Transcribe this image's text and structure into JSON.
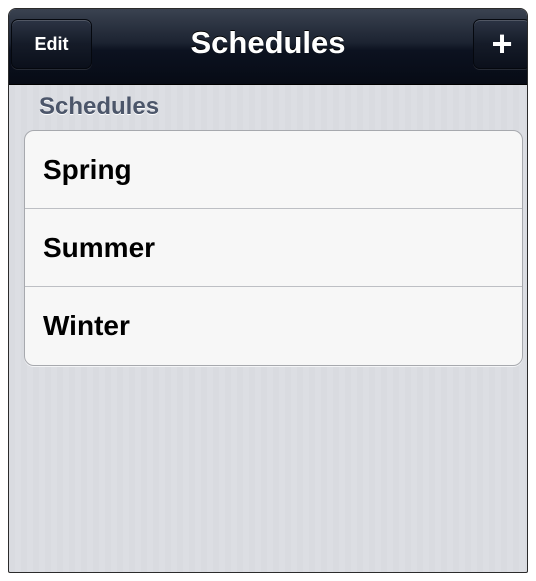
{
  "navbar": {
    "title": "Schedules",
    "edit_label": "Edit",
    "add_label": "+"
  },
  "section": {
    "header": "Schedules"
  },
  "schedules": [
    {
      "label": "Spring"
    },
    {
      "label": "Summer"
    },
    {
      "label": "Winter"
    }
  ],
  "colors": {
    "navbar": "#0c1220",
    "background": "#dadce1",
    "section_header": "#4c566a",
    "cell_background": "#f7f7f7"
  },
  "icons": {
    "add": "plus-icon"
  }
}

__What is being asked__.
Repeat the data exactly, excluding the pictures.

__Answer for the task__.
Transcribe this image's text and structure into JSON.
{
  "navbar": {
    "title": "Schedules",
    "edit_label": "Edit",
    "add_label": "+"
  },
  "section": {
    "header": "Schedules"
  },
  "schedules": [
    {
      "label": "Spring"
    },
    {
      "label": "Summer"
    },
    {
      "label": "Winter"
    }
  ],
  "colors": {
    "navbar": "#0c1220",
    "background": "#dadce1",
    "section_header": "#4c566a",
    "cell_background": "#f7f7f7"
  },
  "icons": {
    "add": "plus-icon"
  }
}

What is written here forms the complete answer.